[Entries taken from a collection]
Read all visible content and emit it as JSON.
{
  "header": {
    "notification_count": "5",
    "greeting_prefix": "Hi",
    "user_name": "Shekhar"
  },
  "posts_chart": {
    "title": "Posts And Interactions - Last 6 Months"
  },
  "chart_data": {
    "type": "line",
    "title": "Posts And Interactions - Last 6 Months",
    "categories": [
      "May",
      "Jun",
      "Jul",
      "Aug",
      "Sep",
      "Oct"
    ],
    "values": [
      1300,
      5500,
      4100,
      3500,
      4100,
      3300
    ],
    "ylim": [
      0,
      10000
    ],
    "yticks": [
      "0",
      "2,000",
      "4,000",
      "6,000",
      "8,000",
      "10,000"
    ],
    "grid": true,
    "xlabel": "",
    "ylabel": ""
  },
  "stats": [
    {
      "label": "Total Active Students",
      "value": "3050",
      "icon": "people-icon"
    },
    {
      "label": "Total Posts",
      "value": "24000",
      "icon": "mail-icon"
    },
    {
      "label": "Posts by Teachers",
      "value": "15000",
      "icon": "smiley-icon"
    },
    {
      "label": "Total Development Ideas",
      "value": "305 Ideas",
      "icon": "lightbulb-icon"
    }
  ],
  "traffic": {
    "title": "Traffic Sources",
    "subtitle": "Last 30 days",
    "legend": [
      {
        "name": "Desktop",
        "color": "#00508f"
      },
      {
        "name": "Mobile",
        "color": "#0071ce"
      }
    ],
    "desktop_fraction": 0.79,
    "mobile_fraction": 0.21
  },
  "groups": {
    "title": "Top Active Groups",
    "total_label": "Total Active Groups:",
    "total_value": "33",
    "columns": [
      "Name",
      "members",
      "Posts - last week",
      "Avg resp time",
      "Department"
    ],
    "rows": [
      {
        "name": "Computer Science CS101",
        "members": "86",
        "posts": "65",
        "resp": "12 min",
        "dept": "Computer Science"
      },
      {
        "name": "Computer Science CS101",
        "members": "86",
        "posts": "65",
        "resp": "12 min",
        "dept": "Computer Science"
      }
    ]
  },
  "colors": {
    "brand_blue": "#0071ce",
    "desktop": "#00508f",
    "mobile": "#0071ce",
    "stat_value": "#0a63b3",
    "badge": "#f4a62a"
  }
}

(Job) Pick out the lines containing the string "Interactions".

(Correct output)
    "title": "Posts And Interactions - Last 6 Months"
    "title": "Posts And Interactions - Last 6 Months",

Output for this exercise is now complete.